WHAT YOU HAVE TO DO:
Leave out the pictures and reproduce all of the data exactly.

===== RECORDS PROVIDED =====

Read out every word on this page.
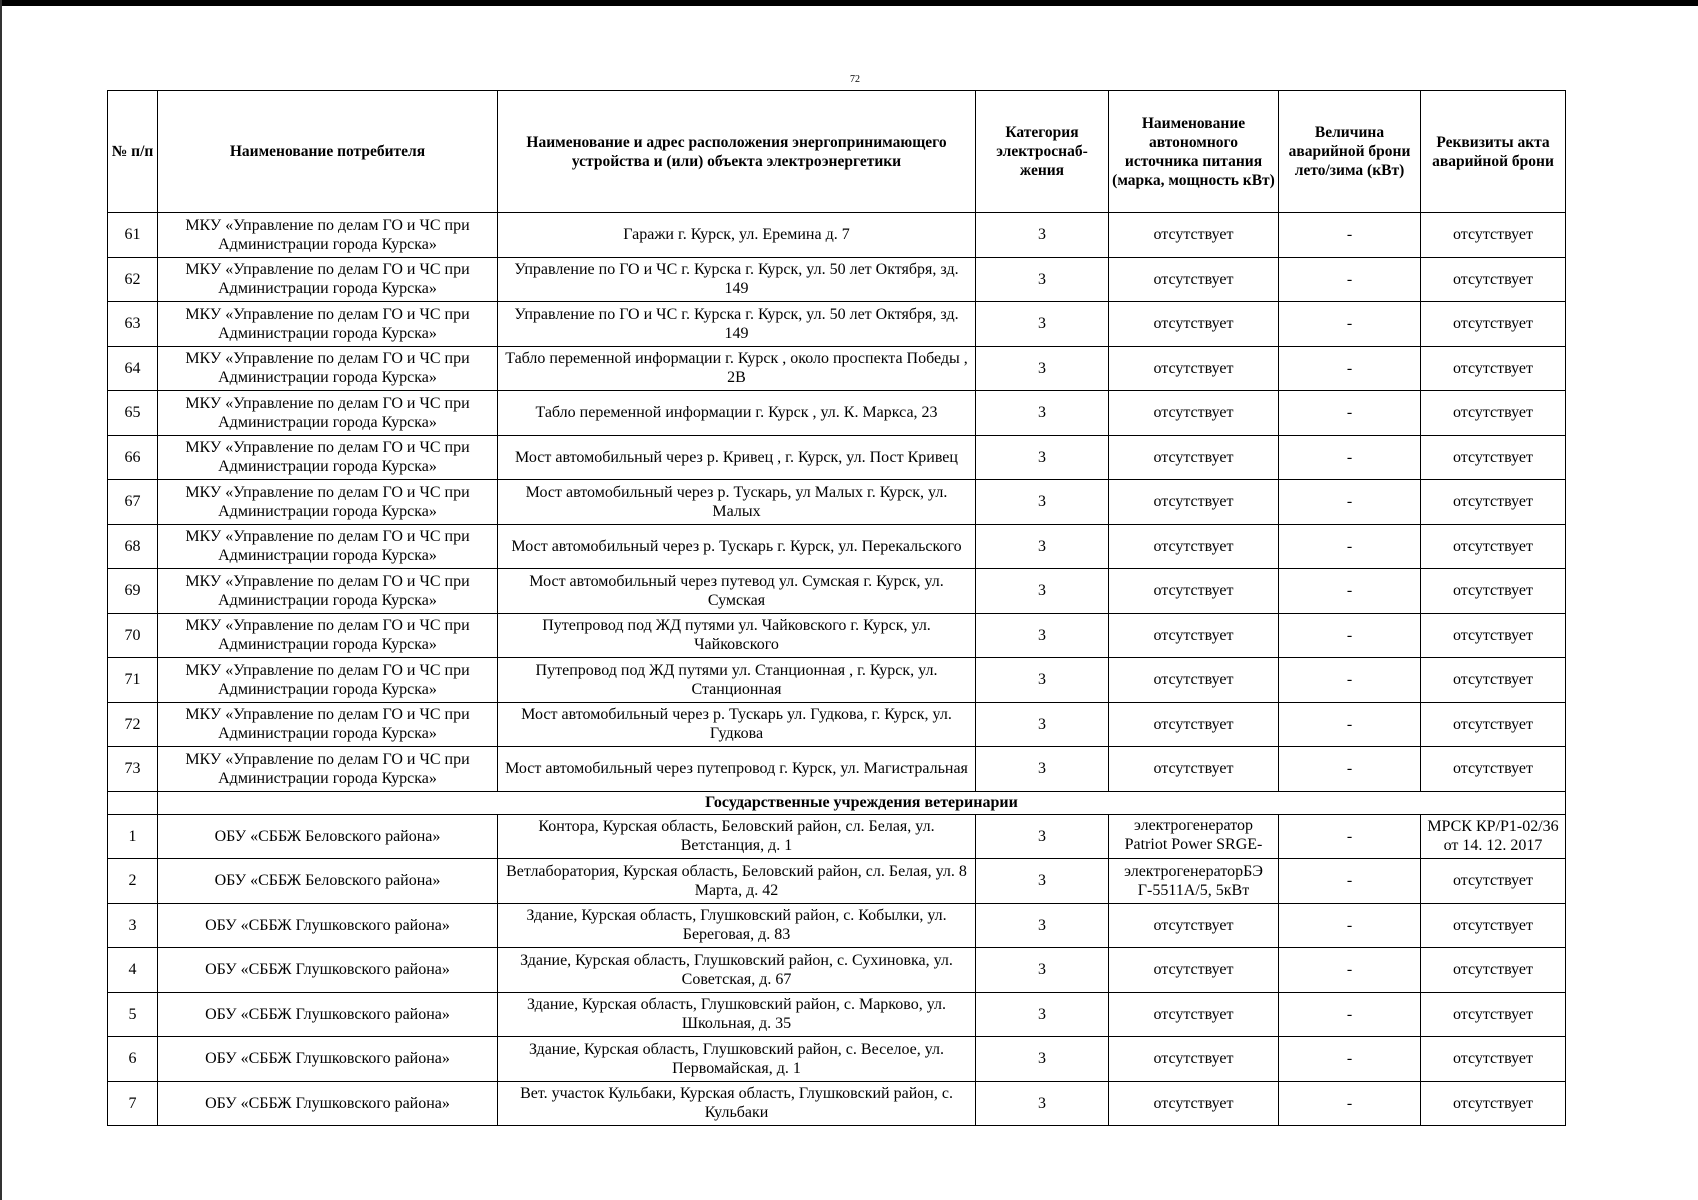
72
№ п/п	Наименование потребителя	Наименование и адрес расположения энергопринимающего устройства и (или) объекта электроэнергетики	Категория электроснаб-жения	Наименование автономного источника питания (марка, мощность кВт)	Величина аварийной брони лето/зима (кВт)	Реквизиты акта аварийной брони
61	МКУ «Управление по делам ГО и ЧС при Администрации города Курска»	Гаражи г. Курск, ул. Еремина д. 7	3	отсутствует	-	отсутствует
62	МКУ «Управление по делам ГО и ЧС при Администрации города Курска»	Управление по ГО и ЧС г. Курска г. Курск, ул. 50 лет Октября, зд. 149	3	отсутствует	-	отсутствует
63	МКУ «Управление по делам ГО и ЧС при Администрации города Курска»	Управление по ГО и ЧС г. Курска г. Курск, ул. 50 лет Октября, зд. 149	3	отсутствует	-	отсутствует
64	МКУ «Управление по делам ГО и ЧС при Администрации города Курска»	Табло переменной информации г. Курск , около проспекта Победы , 2В	3	отсутствует	-	отсутствует
65	МКУ «Управление по делам ГО и ЧС при Администрации города Курска»	Табло переменной информации г. Курск , ул. К. Маркса, 23	3	отсутствует	-	отсутствует
66	МКУ «Управление по делам ГО и ЧС при Администрации города Курска»	Мост автомобильный через р. Кривец , г. Курск, ул. Пост Кривец	3	отсутствует	-	отсутствует
67	МКУ «Управление по делам ГО и ЧС при Администрации города Курска»	Мост автомобильный через р. Тускарь, ул Малых г. Курск, ул. Малых	3	отсутствует	-	отсутствует
68	МКУ «Управление по делам ГО и ЧС при Администрации города Курска»	Мост автомобильный через р. Тускарь г. Курск, ул. Перекальского	3	отсутствует	-	отсутствует
69	МКУ «Управление по делам ГО и ЧС при Администрации города Курска»	Мост автомобильный через путевод ул. Сумская г. Курск, ул. Сумская	3	отсутствует	-	отсутствует
70	МКУ «Управление по делам ГО и ЧС при Администрации города Курска»	Путепровод под ЖД путями ул. Чайковского г. Курск, ул. Чайковского	3	отсутствует	-	отсутствует
71	МКУ «Управление по делам ГО и ЧС при Администрации города Курска»	Путепровод под ЖД путями ул. Станционная , г. Курск, ул. Станционная	3	отсутствует	-	отсутствует
72	МКУ «Управление по делам ГО и ЧС при Администрации города Курска»	Мост автомобильный через р. Тускарь ул. Гудкова, г. Курск, ул. Гудкова	3	отсутствует	-	отсутствует
73	МКУ «Управление по делам ГО и ЧС при Администрации города Курска»	Мост автомобильный через путепровод г. Курск, ул. Магистральная	3	отсутствует	-	отсутствует
	Государственные учреждения ветеринарии					
1	ОБУ «СББЖ Беловского района»	Контора, Курская область, Беловский район, сл. Белая, ул. Ветстанция, д. 1	3	электрогенератор Patriot Power SRGE-	-	МРСК КР/Р1-02/36 от 14. 12. 2017

2	ОБУ «СББЖ Беловского района»	Ветлаборатория, Курская область, Беловский район, сл. Белая, ул. 8 Марта, д. 42	3	электрогенераторБЭ Г-5511А/5, 5кВт	-	отсутствует
3	ОБУ «СББЖ Глушковского района»	Здание, Курская область, Глушковский район, с. Кобылки, ул. Береговая, д. 83	3	отсутствует	-	отсутствует
4	ОБУ «СББЖ Глушковского района»	Здание, Курская область, Глушковский район, с. Сухиновка, ул. Советская, д. 67	3	отсутствует	-	отсутствует
5	ОБУ «СББЖ Глушковского района»	Здание, Курская область, Глушковский район, с. Марково, ул. Школьная, д. 35	3	отсутствует	-	отсутствует
6	ОБУ «СББЖ Глушковского района»	Здание, Курская область, Глушковский район, с. Веселое, ул. Первомайская, д. 1	3	отсутствует	-	отсутствует
7	ОБУ «СББЖ Глушковского района»	Вет. участок Кульбаки, Курская область, Глушковский район, с. Кульбаки	3	отсутствует	-	отсутствует
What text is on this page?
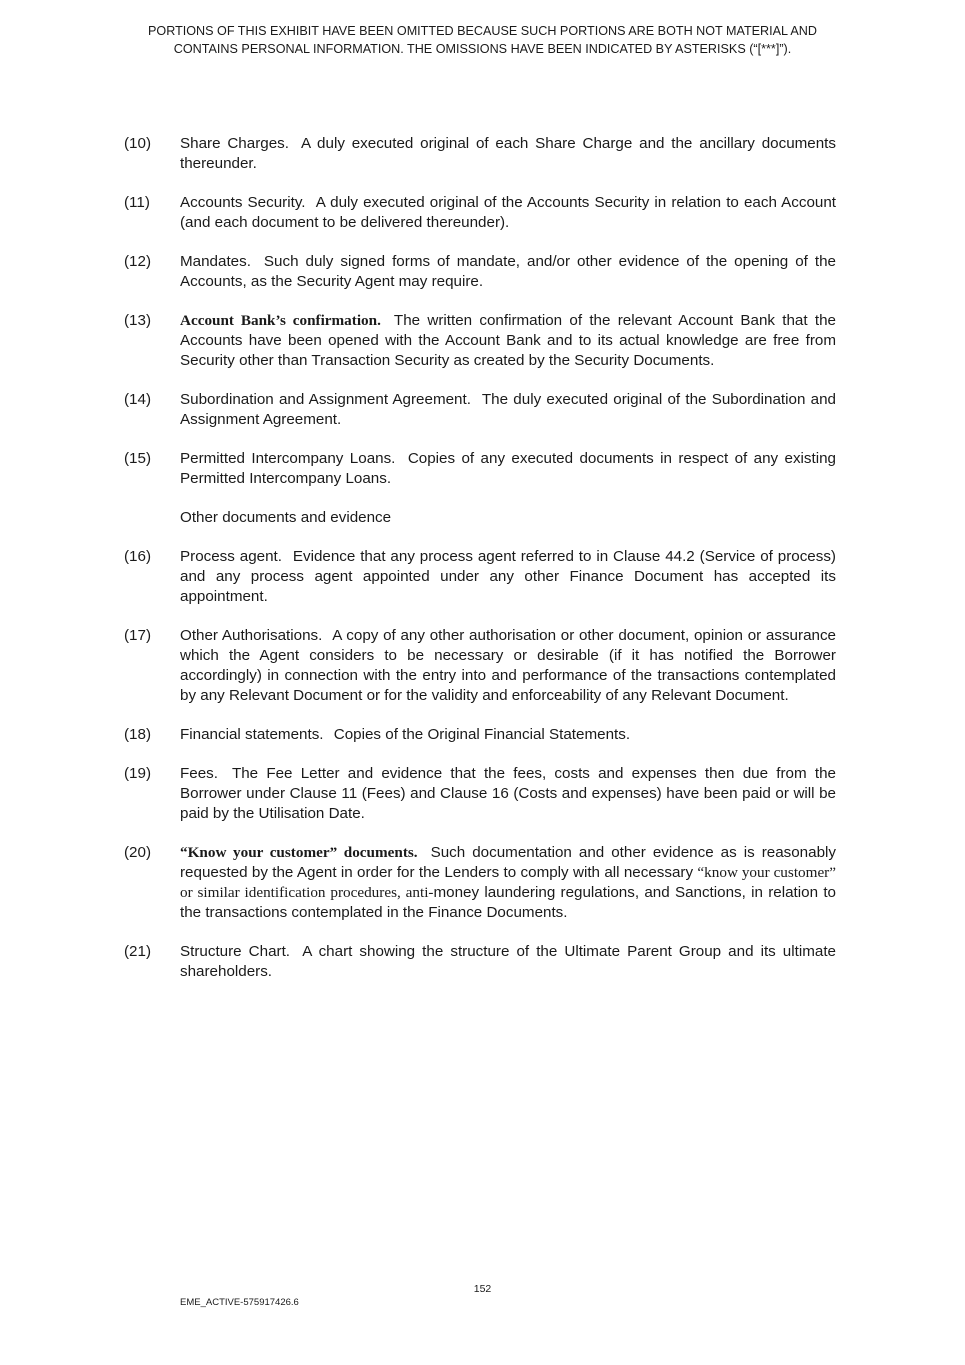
PORTIONS OF THIS EXHIBIT HAVE BEEN OMITTED BECAUSE SUCH PORTIONS ARE BOTH NOT MATERIAL AND
CONTAINS PERSONAL INFORMATION. THE OMISSIONS HAVE BEEN INDICATED BY ASTERISKS (“[***]”).
(10) Share Charges. A duly executed original of each Share Charge and the ancillary documents thereunder.
(11) Accounts Security. A duly executed original of the Accounts Security in relation to each Account (and each document to be delivered thereunder).
(12) Mandates. Such duly signed forms of mandate, and/or other evidence of the opening of the Accounts, as the Security Agent may require.
(13) Account Bank’s confirmation. The written confirmation of the relevant Account Bank that the Accounts have been opened with the Account Bank and to its actual knowledge are free from Security other than Transaction Security as created by the Security Documents.
(14) Subordination and Assignment Agreement. The duly executed original of the Subordination and Assignment Agreement.
(15) Permitted Intercompany Loans. Copies of any executed documents in respect of any existing Permitted Intercompany Loans.
Other documents and evidence
(16) Process agent. Evidence that any process agent referred to in Clause 44.2 (Service of process) and any process agent appointed under any other Finance Document has accepted its appointment.
(17) Other Authorisations. A copy of any other authorisation or other document, opinion or assurance which the Agent considers to be necessary or desirable (if it has notified the Borrower accordingly) in connection with the entry into and performance of the transactions contemplated by any Relevant Document or for the validity and enforceability of any Relevant Document.
(18) Financial statements. Copies of the Original Financial Statements.
(19) Fees. The Fee Letter and evidence that the fees, costs and expenses then due from the Borrower under Clause 11 (Fees) and Clause 16 (Costs and expenses) have been paid or will be paid by the Utilisation Date.
(20) “Know your customer” documents. Such documentation and other evidence as is reasonably requested by the Agent in order for the Lenders to comply with all necessary “know your customer” or similar identification procedures, anti-money laundering regulations, and Sanctions, in relation to the transactions contemplated in the Finance Documents.
(21) Structure Chart. A chart showing the structure of the Ultimate Parent Group and its ultimate shareholders.
152
EME_ACTIVE-575917426.6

=====

COMPLETE OUTPUT:
Read out every word on this page.
72
№ п/п	Наименование потребителя	Наименование и адрес расположения энергопринимающего устройства и (или) объекта электроэнергетики	Категория электроснаб-жения	Наименование автономного источника питания (марка, мощность кВт)	Величина аварийной брони лето/зима (кВт)	Реквизиты акта аварийной брони
61	МКУ «Управление по делам ГО и ЧС при Администрации города Курска»	Гаражи г. Курск, ул. Еремина д. 7	3	отсутствует	-	отсутствует
62	МКУ «Управление по делам ГО и ЧС при Администрации города Курска»	Управление по ГО и ЧС г. Курска г. Курск, ул. 50 лет Октября, зд. 149	3	отсутствует	-	отсутствует
63	МКУ «Управление по делам ГО и ЧС при Администрации города Курска»	Управление по ГО и ЧС г. Курска г. Курск, ул. 50 лет Октября, зд. 149	3	отсутствует	-	отсутствует
64	МКУ «Управление по делам ГО и ЧС при Администрации города Курска»	Табло переменной информации г. Курск , около проспекта Победы , 2В	3	отсутствует	-	отсутствует
65	МКУ «Управление по делам ГО и ЧС при Администрации города Курска»	Табло переменной информации г. Курск , ул. К. Маркса, 23	3	отсутствует	-	отсутствует
66	МКУ «Управление по делам ГО и ЧС при Администрации города Курска»	Мост автомобильный через р. Кривец , г. Курск, ул. Пост Кривец	3	отсутствует	-	отсутствует
67	МКУ «Управление по делам ГО и ЧС при Администрации города Курска»	Мост автомобильный через р. Тускарь, ул Малых г. Курск, ул. Малых	3	отсутствует	-	отсутствует
68	МКУ «Управление по делам ГО и ЧС при Администрации города Курска»	Мост автомобильный через р. Тускарь г. Курск, ул. Перекальского	3	отсутствует	-	отсутствует
69	МКУ «Управление по делам ГО и ЧС при Администрации города Курска»	Мост автомобильный через путевод ул. Сумская г. Курск, ул. Сумская	3	отсутствует	-	отсутствует
70	МКУ «Управление по делам ГО и ЧС при Администрации города Курска»	Путепровод под ЖД путями ул. Чайковского г. Курск, ул. Чайковского	3	отсутствует	-	отсутствует
71	МКУ «Управление по делам ГО и ЧС при Администрации города Курска»	Путепровод под ЖД путями ул. Станционная , г. Курск, ул. Станционная	3	отсутствует	-	отсутствует
72	МКУ «Управление по делам ГО и ЧС при Администрации города Курска»	Мост автомобильный через р. Тускарь ул. Гудкова, г. Курск, ул. Гудкова	3	отсутствует	-	отсутствует
73	МКУ «Управление по делам ГО и ЧС при Администрации города Курска»	Мост автомобильный через путепровод г. Курск, ул. Магистральная	3	отсутствует	-	отсутствует
	Государственные учреждения ветеринарии					
1	ОБУ «СББЖ Беловского района»	Контора, Курская область, Беловский район, сл. Белая, ул. Ветстанция, д. 1	3	электрогенератор Patriot Power SRGE-	-	МРСК КР/Р1-02/36 от 14. 12. 2017

2	ОБУ «СББЖ Беловского района»	Ветлаборатория, Курская область, Беловский район, сл. Белая, ул. 8 Марта, д. 42	3	электрогенераторБЭ Г-5511А/5, 5кВт	-	отсутствует
3	ОБУ «СББЖ Глушковского района»	Здание, Курская область, Глушковский район, с. Кобылки, ул. Береговая, д. 83	3	отсутствует	-	отсутствует
4	ОБУ «СББЖ Глушковского района»	Здание, Курская область, Глушковский район, с. Сухиновка, ул. Советская, д. 67	3	отсутствует	-	отсутствует
5	ОБУ «СББЖ Глушковского района»	Здание, Курская область, Глушковский район, с. Марково, ул. Школьная, д. 35	3	отсутствует	-	отсутствует
6	ОБУ «СББЖ Глушковского района»	Здание, Курская область, Глушковский район, с. Веселое, ул. Первомайская, д. 1	3	отсутствует	-	отсутствует
7	ОБУ «СББЖ Глушковского района»	Вет. участок Кульбаки, Курская область, Глушковский район, с. Кульбаки	3	отсутствует	-	отсутствует
What text is on this page?
PORTIONS OF THIS EXHIBIT HAVE BEEN OMITTED BECAUSE SUCH PORTIONS ARE BOTH NOT MATERIAL AND
CONTAINS PERSONAL INFORMATION. THE OMISSIONS HAVE BEEN INDICATED BY ASTERISKS (“[***]”).
(10) Share Charges. A duly executed original of each Share Charge and the ancillary documents thereunder.
(11) Accounts Security. A duly executed original of the Accounts Security in relation to each Account (and each document to be delivered thereunder).
(12) Mandates. Such duly signed forms of mandate, and/or other evidence of the opening of the Accounts, as the Security Agent may require.
(13) Account Bank’s confirmation. The written confirmation of the relevant Account Bank that the Accounts have been opened with the Account Bank and to its actual knowledge are free from Security other than Transaction Security as created by the Security Documents.
(14) Subordination and Assignment Agreement. The duly executed original of the Subordination and Assignment Agreement.
(15) Permitted Intercompany Loans. Copies of any executed documents in respect of any existing Permitted Intercompany Loans.
Other documents and evidence
(16) Process agent. Evidence that any process agent referred to in Clause 44.2 (Service of process) and any process agent appointed under any other Finance Document has accepted its appointment.
(17) Other Authorisations. A copy of any other authorisation or other document, opinion or assurance which the Agent considers to be necessary or desirable (if it has notified the Borrower accordingly) in connection with the entry into and performance of the transactions contemplated by any Relevant Document or for the validity and enforceability of any Relevant Document.
(18) Financial statements. Copies of the Original Financial Statements.
(19) Fees. The Fee Letter and evidence that the fees, costs and expenses then due from the Borrower under Clause 11 (Fees) and Clause 16 (Costs and expenses) have been paid or will be paid by the Utilisation Date.
(20) “Know your customer” documents. Such documentation and other evidence as is reasonably requested by the Agent in order for the Lenders to comply with all necessary “know your customer” or similar identification procedures, anti-money laundering regulations, and Sanctions, in relation to the transactions contemplated in the Finance Documents.
(21) Structure Chart. A chart showing the structure of the Ultimate Parent Group and its ultimate shareholders.
152
EME_ACTIVE-575917426.6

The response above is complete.